**Directions for this task:** Give the listing below again in full, exactly as written.

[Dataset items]
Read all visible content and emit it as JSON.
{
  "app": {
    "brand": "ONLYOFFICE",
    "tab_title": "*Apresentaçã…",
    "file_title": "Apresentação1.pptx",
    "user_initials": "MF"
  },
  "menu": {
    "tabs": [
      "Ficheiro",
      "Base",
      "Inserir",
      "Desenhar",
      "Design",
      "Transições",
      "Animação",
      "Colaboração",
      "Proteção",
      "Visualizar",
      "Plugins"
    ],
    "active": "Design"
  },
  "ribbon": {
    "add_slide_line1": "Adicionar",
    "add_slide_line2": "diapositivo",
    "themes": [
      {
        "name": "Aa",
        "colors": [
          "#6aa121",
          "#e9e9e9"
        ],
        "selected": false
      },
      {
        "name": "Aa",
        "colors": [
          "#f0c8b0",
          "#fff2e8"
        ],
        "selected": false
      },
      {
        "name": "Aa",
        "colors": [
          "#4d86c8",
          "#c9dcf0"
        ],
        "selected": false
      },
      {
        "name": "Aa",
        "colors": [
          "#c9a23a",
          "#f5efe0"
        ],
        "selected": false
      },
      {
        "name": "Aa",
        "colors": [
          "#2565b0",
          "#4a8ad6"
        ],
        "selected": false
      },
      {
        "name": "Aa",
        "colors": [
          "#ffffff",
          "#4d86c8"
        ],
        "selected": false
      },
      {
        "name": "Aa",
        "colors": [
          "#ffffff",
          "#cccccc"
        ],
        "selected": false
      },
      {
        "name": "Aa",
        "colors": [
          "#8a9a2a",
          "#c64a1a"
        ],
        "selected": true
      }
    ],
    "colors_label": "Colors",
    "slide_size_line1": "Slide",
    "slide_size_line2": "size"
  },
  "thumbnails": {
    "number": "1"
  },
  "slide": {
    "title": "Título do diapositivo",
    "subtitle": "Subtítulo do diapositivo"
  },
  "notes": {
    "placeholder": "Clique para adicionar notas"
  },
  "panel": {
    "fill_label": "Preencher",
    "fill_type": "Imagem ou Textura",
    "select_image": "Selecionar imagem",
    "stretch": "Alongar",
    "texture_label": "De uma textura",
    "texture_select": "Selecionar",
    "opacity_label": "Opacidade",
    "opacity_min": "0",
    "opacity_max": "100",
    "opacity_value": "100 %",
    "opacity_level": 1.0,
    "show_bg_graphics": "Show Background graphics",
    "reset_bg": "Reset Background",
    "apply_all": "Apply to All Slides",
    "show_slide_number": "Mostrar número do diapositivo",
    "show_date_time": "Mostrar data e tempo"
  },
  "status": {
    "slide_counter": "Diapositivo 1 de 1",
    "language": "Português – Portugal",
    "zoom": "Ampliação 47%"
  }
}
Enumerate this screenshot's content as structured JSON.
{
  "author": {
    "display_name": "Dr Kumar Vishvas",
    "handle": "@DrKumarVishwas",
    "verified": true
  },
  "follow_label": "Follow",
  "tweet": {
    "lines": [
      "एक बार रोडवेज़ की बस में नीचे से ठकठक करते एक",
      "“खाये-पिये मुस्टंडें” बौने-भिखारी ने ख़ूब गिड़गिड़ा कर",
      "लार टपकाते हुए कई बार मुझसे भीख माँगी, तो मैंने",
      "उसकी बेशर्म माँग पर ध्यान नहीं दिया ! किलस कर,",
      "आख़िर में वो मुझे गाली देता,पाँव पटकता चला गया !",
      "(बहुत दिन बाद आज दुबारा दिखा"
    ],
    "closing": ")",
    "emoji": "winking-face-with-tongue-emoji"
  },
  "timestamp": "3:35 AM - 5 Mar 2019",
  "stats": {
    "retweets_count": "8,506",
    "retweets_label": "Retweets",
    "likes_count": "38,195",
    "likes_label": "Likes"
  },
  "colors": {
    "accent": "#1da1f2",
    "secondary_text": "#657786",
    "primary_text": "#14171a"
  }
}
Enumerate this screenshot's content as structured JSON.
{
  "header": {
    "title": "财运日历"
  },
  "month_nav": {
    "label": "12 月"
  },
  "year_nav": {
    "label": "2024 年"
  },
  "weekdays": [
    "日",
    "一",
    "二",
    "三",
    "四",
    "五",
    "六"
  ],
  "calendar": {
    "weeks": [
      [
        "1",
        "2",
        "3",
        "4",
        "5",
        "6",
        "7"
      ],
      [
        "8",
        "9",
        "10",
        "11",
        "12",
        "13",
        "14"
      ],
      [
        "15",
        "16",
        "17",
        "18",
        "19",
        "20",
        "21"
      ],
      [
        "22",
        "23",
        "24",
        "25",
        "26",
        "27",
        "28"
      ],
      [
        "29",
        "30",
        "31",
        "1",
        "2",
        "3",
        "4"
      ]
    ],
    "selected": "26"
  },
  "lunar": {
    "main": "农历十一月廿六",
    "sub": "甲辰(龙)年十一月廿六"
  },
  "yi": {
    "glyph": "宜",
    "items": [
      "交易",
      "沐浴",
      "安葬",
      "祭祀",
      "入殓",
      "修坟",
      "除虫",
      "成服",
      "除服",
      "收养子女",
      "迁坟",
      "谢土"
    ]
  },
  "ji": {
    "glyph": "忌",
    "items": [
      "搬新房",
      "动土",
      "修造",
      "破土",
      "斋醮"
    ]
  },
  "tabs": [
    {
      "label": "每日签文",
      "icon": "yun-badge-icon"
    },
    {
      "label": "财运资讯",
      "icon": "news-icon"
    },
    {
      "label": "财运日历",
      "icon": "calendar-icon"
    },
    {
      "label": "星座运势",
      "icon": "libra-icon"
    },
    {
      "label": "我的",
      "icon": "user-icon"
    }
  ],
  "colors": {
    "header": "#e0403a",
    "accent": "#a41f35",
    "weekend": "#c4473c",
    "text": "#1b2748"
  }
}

**Answer to this task:**
Read all visible content and emit it as JSON.
{
  "app": {
    "brand": "ONLYOFFICE",
    "tab_title": "*Apresentaçã…",
    "file_title": "Apresentação1.pptx",
    "user_initials": "MF"
  },
  "menu": {
    "tabs": [
      "Ficheiro",
      "Base",
      "Inserir",
      "Desenhar",
      "Design",
      "Transições",
      "Animação",
      "Colaboração",
      "Proteção",
      "Visualizar",
      "Plugins"
    ],
    "active": "Design"
  },
  "ribbon": {
    "add_slide_line1": "Adicionar",
    "add_slide_line2": "diapositivo",
    "themes": [
      {
        "name": "Aa",
        "colors": [
          "#6aa121",
          "#e9e9e9"
        ],
        "selected": false
      },
      {
        "name": "Aa",
        "colors": [
          "#f0c8b0",
          "#fff2e8"
        ],
        "selected": false
      },
      {
        "name": "Aa",
        "colors": [
          "#4d86c8",
          "#c9dcf0"
        ],
        "selected": false
      },
      {
        "name": "Aa",
        "colors": [
          "#c9a23a",
          "#f5efe0"
        ],
        "selected": false
      },
      {
        "name": "Aa",
        "colors": [
          "#2565b0",
          "#4a8ad6"
        ],
        "selected": false
      },
      {
        "name": "Aa",
        "colors": [
          "#ffffff",
          "#4d86c8"
        ],
        "selected": false
      },
      {
        "name": "Aa",
        "colors": [
          "#ffffff",
          "#cccccc"
        ],
        "selected": false
      },
      {
        "name": "Aa",
        "colors": [
          "#8a9a2a",
          "#c64a1a"
        ],
        "selected": true
      }
    ],
    "colors_label": "Colors",
    "slide_size_line1": "Slide",
    "slide_size_line2": "size"
  },
  "thumbnails": {
    "number": "1"
  },
  "slide": {
    "title": "Título do diapositivo",
    "subtitle": "Subtítulo do diapositivo"
  },
  "notes": {
    "placeholder": "Clique para adicionar notas"
  },
  "panel": {
    "fill_label": "Preencher",
    "fill_type": "Imagem ou Textura",
    "select_image": "Selecionar imagem",
    "stretch": "Alongar",
    "texture_label": "De uma textura",
    "texture_select": "Selecionar",
    "opacity_label": "Opacidade",
    "opacity_min": "0",
    "opacity_max": "100",
    "opacity_value": "100 %",
    "opacity_level": 1.0,
    "show_bg_graphics": "Show Background graphics",
    "reset_bg": "Reset Background",
    "apply_all": "Apply to All Slides",
    "show_slide_number": "Mostrar número do diapositivo",
    "show_date_time": "Mostrar data e tempo"
  },
  "status": {
    "slide_counter": "Diapositivo 1 de 1",
    "language": "Português – Portugal",
    "zoom": "Ampliação 47%"
  }
}
Enumerate this screenshot's content as structured JSON.
{
  "author": {
    "display_name": "Dr Kumar Vishvas",
    "handle": "@DrKumarVishwas",
    "verified": true
  },
  "follow_label": "Follow",
  "tweet": {
    "lines": [
      "एक बार रोडवेज़ की बस में नीचे से ठकठक करते एक",
      "“खाये-पिये मुस्टंडें” बौने-भिखारी ने ख़ूब गिड़गिड़ा कर",
      "लार टपकाते हुए कई बार मुझसे भीख माँगी, तो मैंने",
      "उसकी बेशर्म माँग पर ध्यान नहीं दिया ! किलस कर,",
      "आख़िर में वो मुझे गाली देता,पाँव पटकता चला गया !",
      "(बहुत दिन बाद आज दुबारा दिखा"
    ],
    "closing": ")",
    "emoji": "winking-face-with-tongue-emoji"
  },
  "timestamp": "3:35 AM - 5 Mar 2019",
  "stats": {
    "retweets_count": "8,506",
    "retweets_label": "Retweets",
    "likes_count": "38,195",
    "likes_label": "Likes"
  },
  "colors": {
    "accent": "#1da1f2",
    "secondary_text": "#657786",
    "primary_text": "#14171a"
  }
}
Enumerate this screenshot's content as structured JSON.
{
  "header": {
    "title": "财运日历"
  },
  "month_nav": {
    "label": "12 月"
  },
  "year_nav": {
    "label": "2024 年"
  },
  "weekdays": [
    "日",
    "一",
    "二",
    "三",
    "四",
    "五",
    "六"
  ],
  "calendar": {
    "weeks": [
      [
        "1",
        "2",
        "3",
        "4",
        "5",
        "6",
        "7"
      ],
      [
        "8",
        "9",
        "10",
        "11",
        "12",
        "13",
        "14"
      ],
      [
        "15",
        "16",
        "17",
        "18",
        "19",
        "20",
        "21"
      ],
      [
        "22",
        "23",
        "24",
        "25",
        "26",
        "27",
        "28"
      ],
      [
        "29",
        "30",
        "31",
        "1",
        "2",
        "3",
        "4"
      ]
    ],
    "selected": "26"
  },
  "lunar": {
    "main": "农历十一月廿六",
    "sub": "甲辰(龙)年十一月廿六"
  },
  "yi": {
    "glyph": "宜",
    "items": [
      "交易",
      "沐浴",
      "安葬",
      "祭祀",
      "入殓",
      "修坟",
      "除虫",
      "成服",
      "除服",
      "收养子女",
      "迁坟",
      "谢土"
    ]
  },
  "ji": {
    "glyph": "忌",
    "items": [
      "搬新房",
      "动土",
      "修造",
      "破土",
      "斋醮"
    ]
  },
  "tabs": [
    {
      "label": "每日签文",
      "icon": "yun-badge-icon"
    },
    {
      "label": "财运资讯",
      "icon": "news-icon"
    },
    {
      "label": "财运日历",
      "icon": "calendar-icon"
    },
    {
      "label": "星座运势",
      "icon": "libra-icon"
    },
    {
      "label": "我的",
      "icon": "user-icon"
    }
  ],
  "colors": {
    "header": "#e0403a",
    "accent": "#a41f35",
    "weekend": "#c4473c",
    "text": "#1b2748"
  }
}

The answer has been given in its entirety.